Do not carry the pictures over; copy every other part of the entries exactly.

━━━━━━━━━━━━━━━━━━━━━━━━━━━━━━

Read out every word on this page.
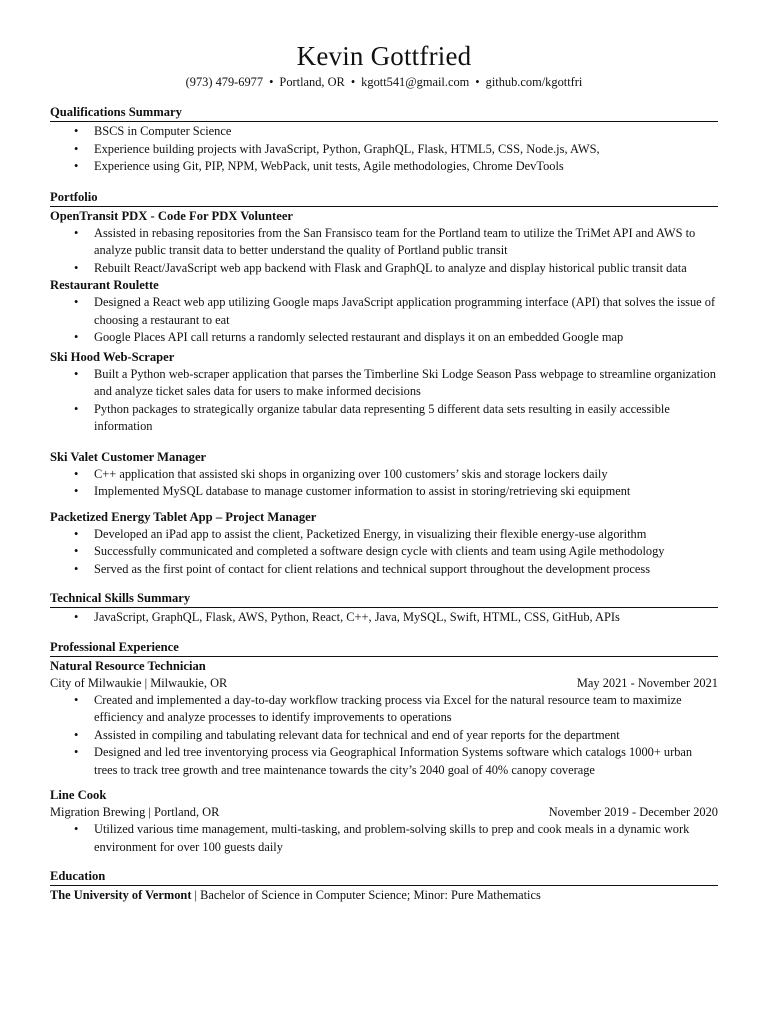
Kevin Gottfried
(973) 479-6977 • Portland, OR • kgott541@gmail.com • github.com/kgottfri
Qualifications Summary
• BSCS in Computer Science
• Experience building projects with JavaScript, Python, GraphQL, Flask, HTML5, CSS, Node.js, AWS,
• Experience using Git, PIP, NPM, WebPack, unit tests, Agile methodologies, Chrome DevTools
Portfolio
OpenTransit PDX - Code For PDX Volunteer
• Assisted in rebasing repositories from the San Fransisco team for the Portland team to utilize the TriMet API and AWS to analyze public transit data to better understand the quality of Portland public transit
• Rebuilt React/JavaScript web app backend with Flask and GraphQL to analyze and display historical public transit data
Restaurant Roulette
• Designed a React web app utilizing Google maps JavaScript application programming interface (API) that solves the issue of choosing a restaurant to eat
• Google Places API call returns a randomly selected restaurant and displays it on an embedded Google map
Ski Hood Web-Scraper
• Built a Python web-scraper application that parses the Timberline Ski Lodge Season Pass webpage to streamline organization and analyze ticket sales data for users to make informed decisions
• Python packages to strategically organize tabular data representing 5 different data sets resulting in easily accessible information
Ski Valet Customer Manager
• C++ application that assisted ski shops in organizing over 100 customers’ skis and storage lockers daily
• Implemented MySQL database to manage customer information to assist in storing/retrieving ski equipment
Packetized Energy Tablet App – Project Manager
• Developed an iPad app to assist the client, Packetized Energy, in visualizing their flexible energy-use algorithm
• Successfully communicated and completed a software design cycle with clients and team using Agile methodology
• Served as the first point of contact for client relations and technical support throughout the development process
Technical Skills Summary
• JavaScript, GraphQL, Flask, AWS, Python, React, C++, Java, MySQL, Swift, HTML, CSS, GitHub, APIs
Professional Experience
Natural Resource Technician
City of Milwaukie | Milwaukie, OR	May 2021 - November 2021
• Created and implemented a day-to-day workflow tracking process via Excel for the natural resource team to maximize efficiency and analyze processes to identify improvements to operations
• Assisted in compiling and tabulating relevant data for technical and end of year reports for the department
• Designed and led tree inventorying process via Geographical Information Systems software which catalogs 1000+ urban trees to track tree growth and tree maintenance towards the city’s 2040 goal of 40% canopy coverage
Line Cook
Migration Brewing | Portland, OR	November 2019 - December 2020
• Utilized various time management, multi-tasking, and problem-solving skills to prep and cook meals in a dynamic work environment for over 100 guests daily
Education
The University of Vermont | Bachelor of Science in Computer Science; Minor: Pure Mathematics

━━━━━━━━━━━━━━━━━━━━━━━━━━━━━━

> **Output of the exercise**
Read out every word on this page.
Kevin Gottfried
(973) 479-6977 • Portland, OR • kgott541@gmail.com • github.com/kgottfri
Qualifications Summary
• BSCS in Computer Science
• Experience building projects with JavaScript, Python, GraphQL, Flask, HTML5, CSS, Node.js, AWS,
• Experience using Git, PIP, NPM, WebPack, unit tests, Agile methodologies, Chrome DevTools
Portfolio
OpenTransit PDX - Code For PDX Volunteer
• Assisted in rebasing repositories from the San Fransisco team for the Portland team to utilize the TriMet API and AWS to analyze public transit data to better understand the quality of Portland public transit
• Rebuilt React/JavaScript web app backend with Flask and GraphQL to analyze and display historical public transit data
Restaurant Roulette
• Designed a React web app utilizing Google maps JavaScript application programming interface (API) that solves the issue of choosing a restaurant to eat
• Google Places API call returns a randomly selected restaurant and displays it on an embedded Google map
Ski Hood Web-Scraper
• Built a Python web-scraper application that parses the Timberline Ski Lodge Season Pass webpage to streamline organization and analyze ticket sales data for users to make informed decisions
• Python packages to strategically organize tabular data representing 5 different data sets resulting in easily accessible information
Ski Valet Customer Manager
• C++ application that assisted ski shops in organizing over 100 customers’ skis and storage lockers daily
• Implemented MySQL database to manage customer information to assist in storing/retrieving ski equipment
Packetized Energy Tablet App – Project Manager
• Developed an iPad app to assist the client, Packetized Energy, in visualizing their flexible energy-use algorithm
• Successfully communicated and completed a software design cycle with clients and team using Agile methodology
• Served as the first point of contact for client relations and technical support throughout the development process
Technical Skills Summary
• JavaScript, GraphQL, Flask, AWS, Python, React, C++, Java, MySQL, Swift, HTML, CSS, GitHub, APIs
Professional Experience
Natural Resource Technician
City of Milwaukie | Milwaukie, OR	May 2021 - November 2021
• Created and implemented a day-to-day workflow tracking process via Excel for the natural resource team to maximize efficiency and analyze processes to identify improvements to operations
• Assisted in compiling and tabulating relevant data for technical and end of year reports for the department
• Designed and led tree inventorying process via Geographical Information Systems software which catalogs 1000+ urban trees to track tree growth and tree maintenance towards the city’s 2040 goal of 40% canopy coverage
Line Cook
Migration Brewing | Portland, OR	November 2019 - December 2020
• Utilized various time management, multi-tasking, and problem-solving skills to prep and cook meals in a dynamic work environment for over 100 guests daily
Education
The University of Vermont | Bachelor of Science in Computer Science; Minor: Pure Mathematics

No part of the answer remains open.